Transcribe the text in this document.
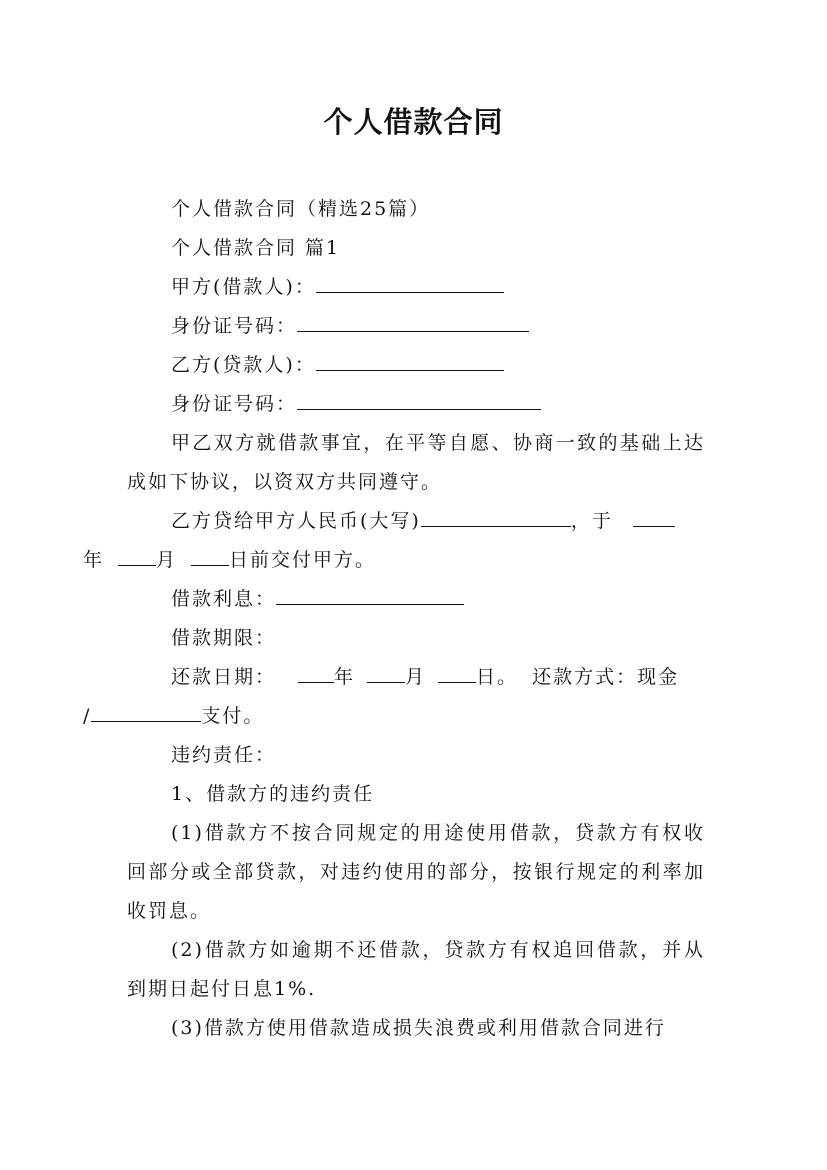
个人借款合同

个人借款合同（精选25篇）

个人借款合同 篇1

甲方(借款人)：

身份证号码：

乙方(贷款人)：

身份证号码：

甲乙双方就借款事宜，在平等自愿、协商一致的基础上达成如下协议，以资双方共同遵守。

乙方贷给甲方人民币(大写)	，于
年	月	日前交付甲方。

借款利息：

借款期限：

还款日期：	年	月	日。 还款方式：现金
/	支付。

违约责任：

1、借款方的违约责任

(1)借款方不按合同规定的用途使用借款，贷款方有权收回部分或全部贷款，对违约使用的部分，按银行规定的利率加收罚息。

(2)借款方如逾期不还借款，贷款方有权追回借款，并从到期日起付日息1%.

(3)借款方使用借款造成损失浪费或利用借款合同进行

Exercise task >>
Print out the lines exactly, skipping any picture.

Reply >>
Transcribe the text in this document.
个人借款合同

个人借款合同（精选25篇）

个人借款合同 篇1

甲方(借款人)：

身份证号码：

乙方(贷款人)：

身份证号码：

甲乙双方就借款事宜，在平等自愿、协商一致的基础上达成如下协议，以资双方共同遵守。

乙方贷给甲方人民币(大写)	，于
年	月	日前交付甲方。

借款利息：

借款期限：

还款日期：	年	月	日。 还款方式：现金
/	支付。

违约责任：

1、借款方的违约责任

(1)借款方不按合同规定的用途使用借款，贷款方有权收回部分或全部贷款，对违约使用的部分，按银行规定的利率加收罚息。

(2)借款方如逾期不还借款，贷款方有权追回借款，并从到期日起付日息1%.

(3)借款方使用借款造成损失浪费或利用借款合同进行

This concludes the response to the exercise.